### STATED PROBLEM:
Report each line of the data that has "системы" somewhere in it.

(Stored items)
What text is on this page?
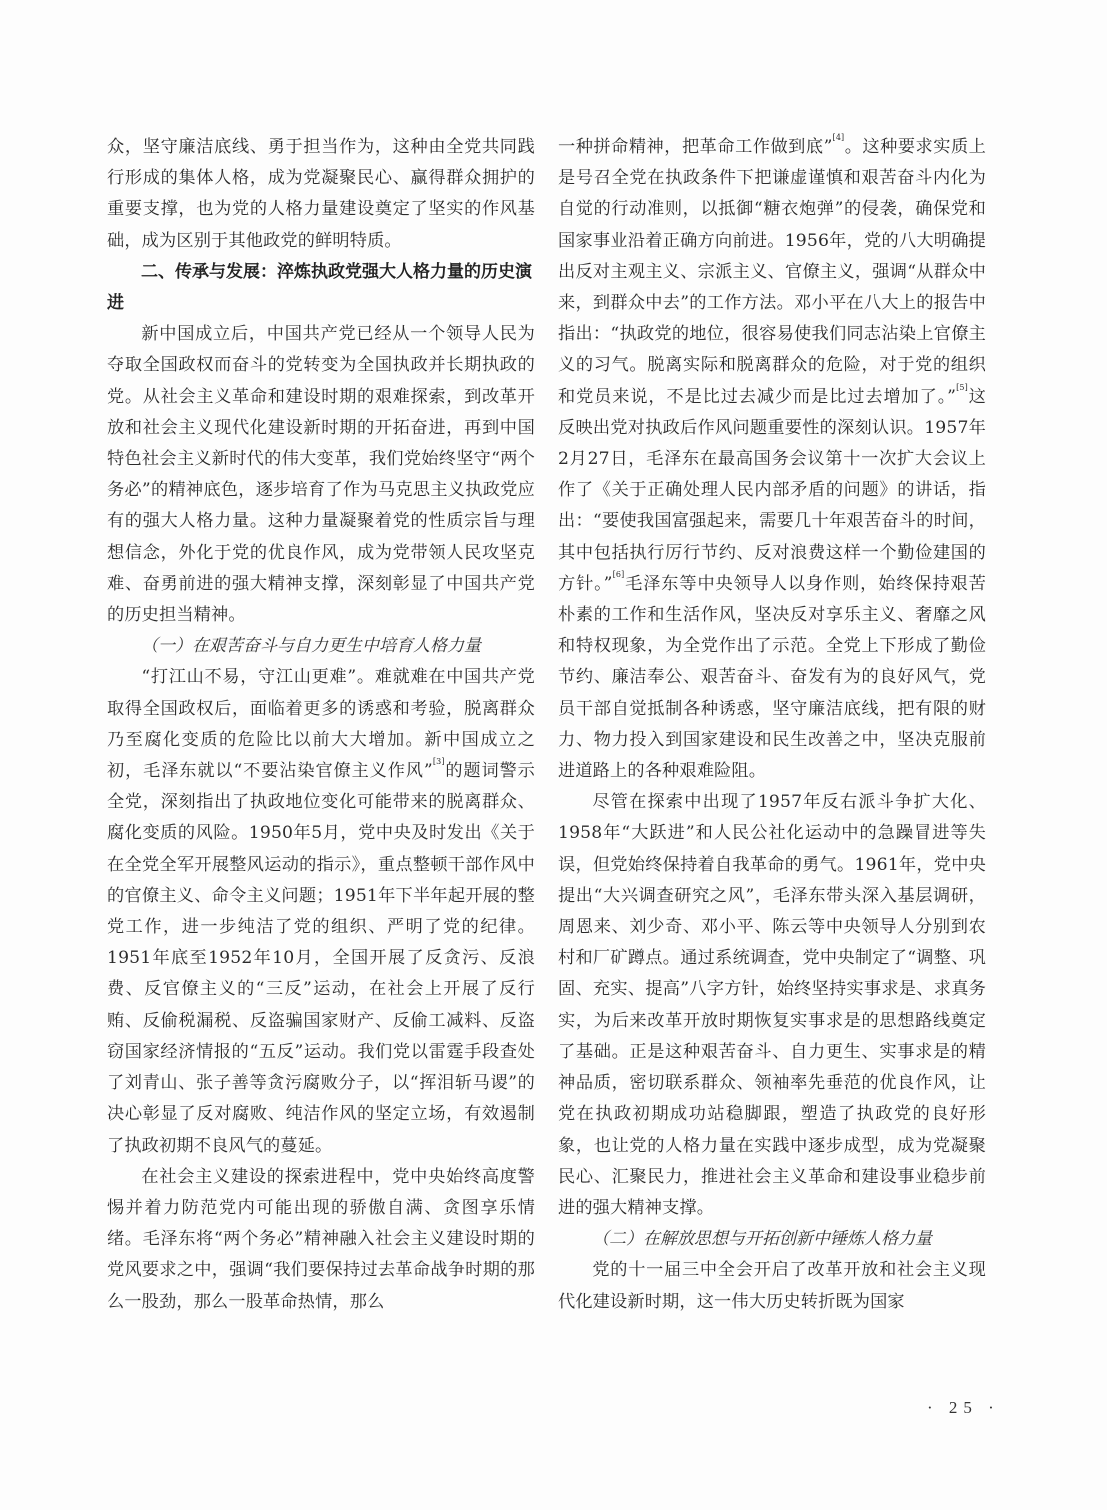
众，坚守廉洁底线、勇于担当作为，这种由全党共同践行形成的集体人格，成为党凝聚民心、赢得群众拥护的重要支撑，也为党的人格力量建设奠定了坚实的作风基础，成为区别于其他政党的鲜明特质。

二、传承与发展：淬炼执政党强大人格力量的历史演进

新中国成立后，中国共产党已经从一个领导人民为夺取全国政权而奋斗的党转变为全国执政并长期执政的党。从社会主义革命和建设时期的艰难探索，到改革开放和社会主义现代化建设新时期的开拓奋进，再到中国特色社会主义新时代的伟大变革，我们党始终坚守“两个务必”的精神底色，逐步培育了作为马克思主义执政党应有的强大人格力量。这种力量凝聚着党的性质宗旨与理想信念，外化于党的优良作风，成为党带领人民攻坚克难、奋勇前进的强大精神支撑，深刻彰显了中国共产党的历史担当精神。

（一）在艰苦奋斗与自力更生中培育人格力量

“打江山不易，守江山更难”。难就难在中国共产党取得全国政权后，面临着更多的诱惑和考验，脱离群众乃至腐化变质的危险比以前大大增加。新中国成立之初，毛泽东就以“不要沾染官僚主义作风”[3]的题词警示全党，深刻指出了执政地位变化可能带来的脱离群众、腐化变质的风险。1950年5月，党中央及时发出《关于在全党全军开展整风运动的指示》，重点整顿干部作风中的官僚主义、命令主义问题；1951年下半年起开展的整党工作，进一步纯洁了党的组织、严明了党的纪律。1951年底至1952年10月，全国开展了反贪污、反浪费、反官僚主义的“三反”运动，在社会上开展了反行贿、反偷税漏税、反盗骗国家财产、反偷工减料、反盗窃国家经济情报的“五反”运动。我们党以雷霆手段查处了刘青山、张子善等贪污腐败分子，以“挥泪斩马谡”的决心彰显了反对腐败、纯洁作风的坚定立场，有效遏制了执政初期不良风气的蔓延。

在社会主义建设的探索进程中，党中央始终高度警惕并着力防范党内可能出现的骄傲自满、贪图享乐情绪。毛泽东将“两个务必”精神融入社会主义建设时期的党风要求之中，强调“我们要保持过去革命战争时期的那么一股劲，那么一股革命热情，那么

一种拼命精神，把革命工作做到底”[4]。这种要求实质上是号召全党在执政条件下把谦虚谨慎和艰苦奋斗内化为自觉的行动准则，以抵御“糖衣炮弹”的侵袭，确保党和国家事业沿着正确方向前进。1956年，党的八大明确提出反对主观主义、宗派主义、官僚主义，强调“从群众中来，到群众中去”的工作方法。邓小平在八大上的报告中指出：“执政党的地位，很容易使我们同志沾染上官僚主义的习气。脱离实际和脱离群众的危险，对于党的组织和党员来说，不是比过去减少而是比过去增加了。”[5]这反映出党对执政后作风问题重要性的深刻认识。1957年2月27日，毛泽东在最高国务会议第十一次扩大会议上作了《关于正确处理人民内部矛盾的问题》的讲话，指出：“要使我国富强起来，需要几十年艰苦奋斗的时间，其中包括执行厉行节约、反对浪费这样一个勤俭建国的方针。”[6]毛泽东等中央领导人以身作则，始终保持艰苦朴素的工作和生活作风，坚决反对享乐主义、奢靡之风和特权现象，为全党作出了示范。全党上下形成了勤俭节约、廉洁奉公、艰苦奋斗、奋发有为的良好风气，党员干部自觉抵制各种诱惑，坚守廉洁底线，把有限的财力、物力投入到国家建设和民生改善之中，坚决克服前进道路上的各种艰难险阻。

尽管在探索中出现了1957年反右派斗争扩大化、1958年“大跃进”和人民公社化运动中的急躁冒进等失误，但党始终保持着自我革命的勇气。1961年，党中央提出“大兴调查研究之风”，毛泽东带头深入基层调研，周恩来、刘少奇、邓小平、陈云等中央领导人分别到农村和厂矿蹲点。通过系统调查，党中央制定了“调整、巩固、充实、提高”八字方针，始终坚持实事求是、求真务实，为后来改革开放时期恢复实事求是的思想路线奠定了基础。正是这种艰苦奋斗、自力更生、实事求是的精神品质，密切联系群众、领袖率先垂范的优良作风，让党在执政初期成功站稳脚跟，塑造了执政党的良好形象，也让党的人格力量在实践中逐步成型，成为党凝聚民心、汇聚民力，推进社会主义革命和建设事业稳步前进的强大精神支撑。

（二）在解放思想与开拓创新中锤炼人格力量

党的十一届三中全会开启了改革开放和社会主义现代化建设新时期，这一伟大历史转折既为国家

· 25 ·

==

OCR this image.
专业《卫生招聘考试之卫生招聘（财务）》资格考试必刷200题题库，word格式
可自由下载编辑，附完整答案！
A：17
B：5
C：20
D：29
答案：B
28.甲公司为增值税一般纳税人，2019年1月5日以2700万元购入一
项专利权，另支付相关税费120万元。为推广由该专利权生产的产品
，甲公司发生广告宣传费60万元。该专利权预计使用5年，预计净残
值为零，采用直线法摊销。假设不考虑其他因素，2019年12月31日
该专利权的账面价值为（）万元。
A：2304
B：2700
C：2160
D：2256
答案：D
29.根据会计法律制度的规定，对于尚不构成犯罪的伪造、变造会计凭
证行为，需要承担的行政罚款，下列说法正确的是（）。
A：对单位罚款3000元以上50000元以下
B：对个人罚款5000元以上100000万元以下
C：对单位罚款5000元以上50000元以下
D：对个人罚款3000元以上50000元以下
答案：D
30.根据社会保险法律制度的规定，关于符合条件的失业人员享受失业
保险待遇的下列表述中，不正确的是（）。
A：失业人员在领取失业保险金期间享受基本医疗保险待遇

--

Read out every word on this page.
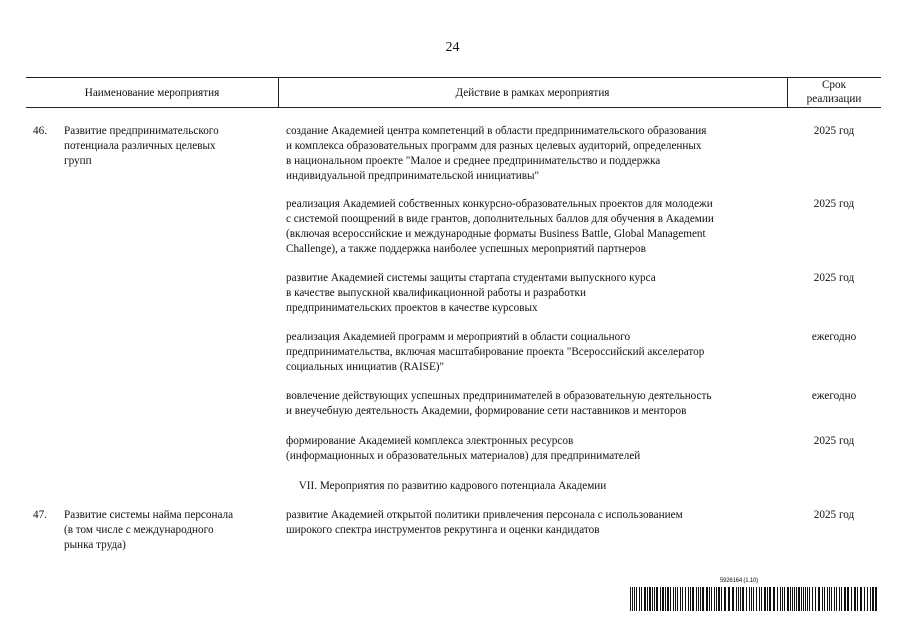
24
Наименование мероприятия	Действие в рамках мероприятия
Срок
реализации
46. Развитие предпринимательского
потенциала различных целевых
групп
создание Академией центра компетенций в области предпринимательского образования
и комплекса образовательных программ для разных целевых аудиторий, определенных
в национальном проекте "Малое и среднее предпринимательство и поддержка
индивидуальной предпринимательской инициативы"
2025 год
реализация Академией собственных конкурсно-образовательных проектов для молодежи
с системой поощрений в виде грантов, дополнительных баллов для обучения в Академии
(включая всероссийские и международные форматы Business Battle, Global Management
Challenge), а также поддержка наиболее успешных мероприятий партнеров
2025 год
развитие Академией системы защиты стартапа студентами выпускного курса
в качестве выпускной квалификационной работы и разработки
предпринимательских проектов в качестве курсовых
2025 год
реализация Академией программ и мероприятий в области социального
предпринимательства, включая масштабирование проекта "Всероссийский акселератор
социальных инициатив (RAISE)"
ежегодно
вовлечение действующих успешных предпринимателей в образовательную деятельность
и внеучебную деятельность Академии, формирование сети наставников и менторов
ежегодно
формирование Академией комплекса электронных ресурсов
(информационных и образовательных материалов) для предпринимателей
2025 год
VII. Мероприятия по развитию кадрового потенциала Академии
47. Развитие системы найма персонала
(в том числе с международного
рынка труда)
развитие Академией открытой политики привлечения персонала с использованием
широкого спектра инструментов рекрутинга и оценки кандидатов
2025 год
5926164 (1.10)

### FULL SOLUTION:
развитие Академией системы защиты стартапа студентами выпускного курса
47. Развитие системы найма персонала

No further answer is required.